> [Exercise prompt]: Check each line of the material below for the string "Saves", then report how many lines have it, and nothing else.

>> BEGIN Dataset records

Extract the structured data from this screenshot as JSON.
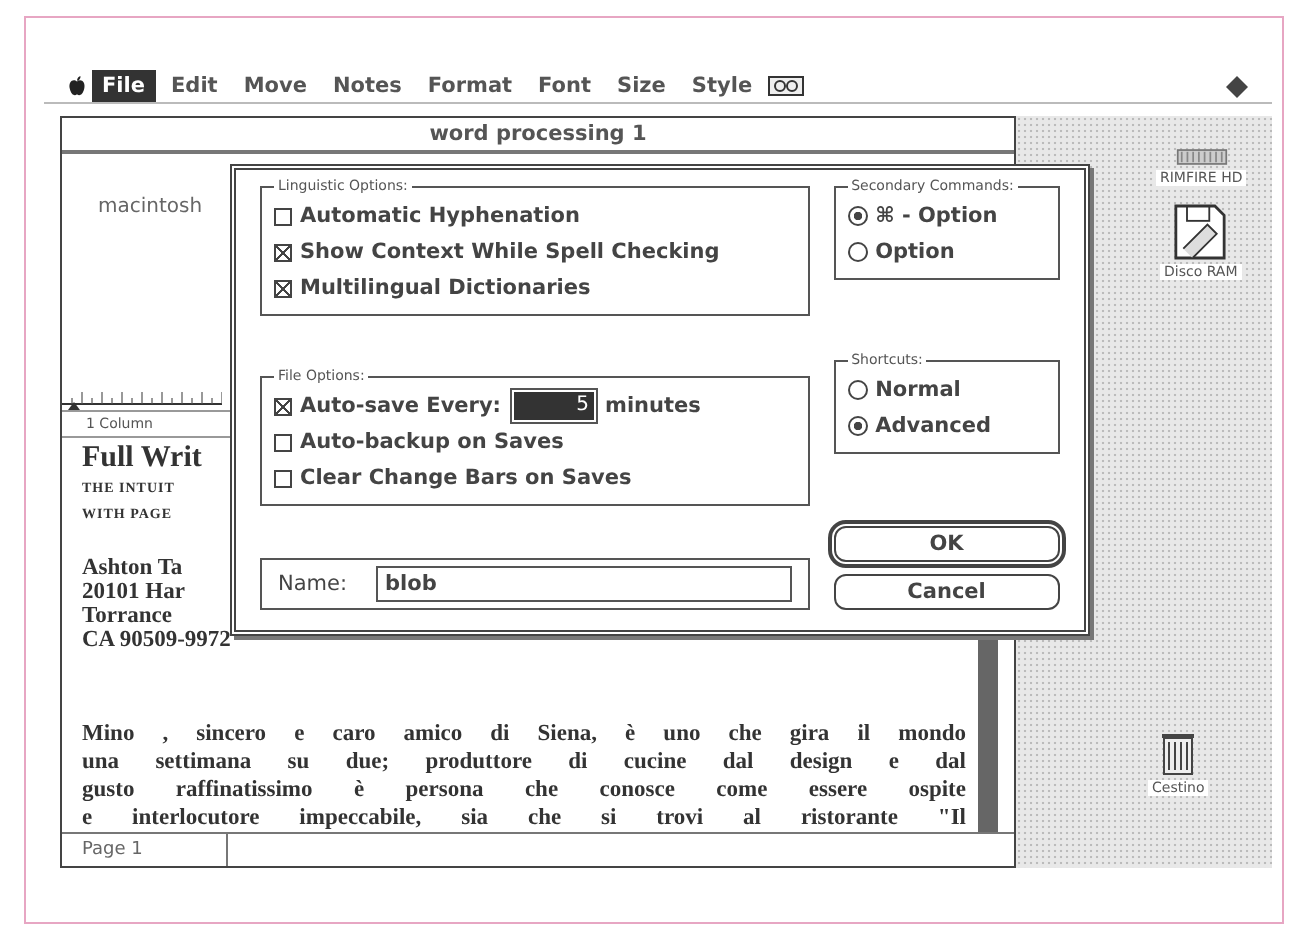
{
  "menu_bar": {
    "items": [
      {
        "label": "File",
        "selected": true
      },
      {
        "label": "Edit",
        "selected": false
      },
      {
        "label": "Move",
        "selected": false
      },
      {
        "label": "Notes",
        "selected": false
      },
      {
        "label": "Format",
        "selected": false
      },
      {
        "label": "Font",
        "selected": false
      },
      {
        "label": "Size",
        "selected": false
      },
      {
        "label": "Style",
        "selected": false
      }
    ]
  },
  "document": {
    "title": "word processing 1",
    "header_text": "macintosh",
    "column_label": "1 Column",
    "heading_lines": [
      {
        "text": "Full Writ",
        "kind": "title"
      },
      {
        "text": "THE INTUIT",
        "kind": "caps"
      },
      {
        "text": "WITH PAGE",
        "kind": "caps"
      }
    ],
    "address_lines": [
      "Ashton Ta",
      "20101 Har",
      "Torrance",
      "CA 90509-9972"
    ],
    "paragraph_lines": [
      "Mino , sincero e caro amico di Siena, è uno che gira il mondo",
      "una settimana su due; produttore di cucine dal design e dal",
      "gusto raffinatissimo è persona che conosce come essere ospite",
      "e interlocutore impeccabile, sia che si trovi al ristorante \"Il"
    ],
    "status": "Page 1"
  },
  "dialog": {
    "linguistic_options": {
      "label": "Linguistic Options:",
      "options": [
        {
          "label": "Automatic Hyphenation",
          "checked": false
        },
        {
          "label": "Show Context While Spell Checking",
          "checked": true
        },
        {
          "label": "Multilingual Dictionaries",
          "checked": true
        }
      ]
    },
    "file_options": {
      "label": "File Options:",
      "auto_save": {
        "label": "Auto-save Every:",
        "checked": true,
        "value": "5",
        "unit": "minutes"
      },
      "options": [
        {
          "label": "Auto-backup on Saves",
          "checked": false
        },
        {
          "label": "Clear Change Bars on Saves",
          "checked": false
        }
      ]
    },
    "name_field": {
      "label": "Name:",
      "value": "blob"
    },
    "secondary_commands": {
      "label": "Secondary Commands:",
      "options": [
        {
          "label": "⌘ - Option",
          "selected": true
        },
        {
          "label": "Option",
          "selected": false
        }
      ]
    },
    "shortcuts": {
      "label": "Shortcuts:",
      "options": [
        {
          "label": "Normal",
          "selected": false
        },
        {
          "label": "Advanced",
          "selected": true
        }
      ]
    },
    "buttons": [
      {
        "label": "OK",
        "default": true
      },
      {
        "label": "Cancel",
        "default": false
      }
    ]
  },
  "desktop": {
    "icons": [
      {
        "label": "RIMFIRE HD",
        "kind": "disk"
      },
      {
        "label": "Disco RAM",
        "kind": "ramdisk"
      },
      {
        "label": "Cestino",
        "kind": "trash"
      }
    ]
  }
}
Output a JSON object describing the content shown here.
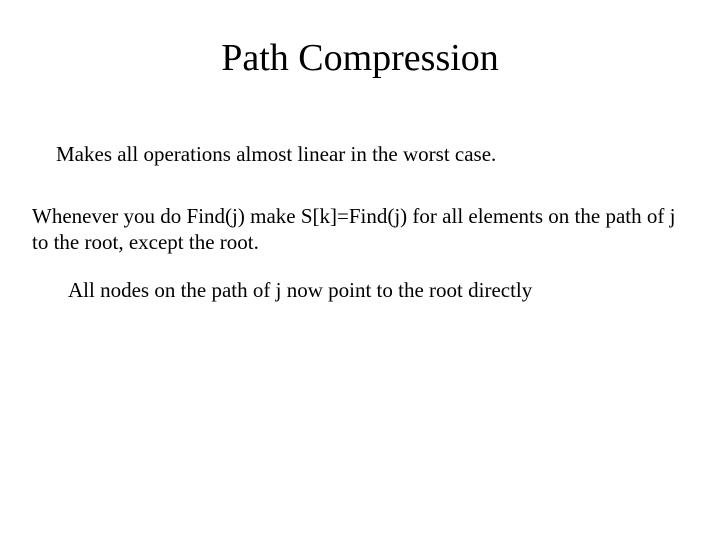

>> END Dataset records

> [Final answer]: 2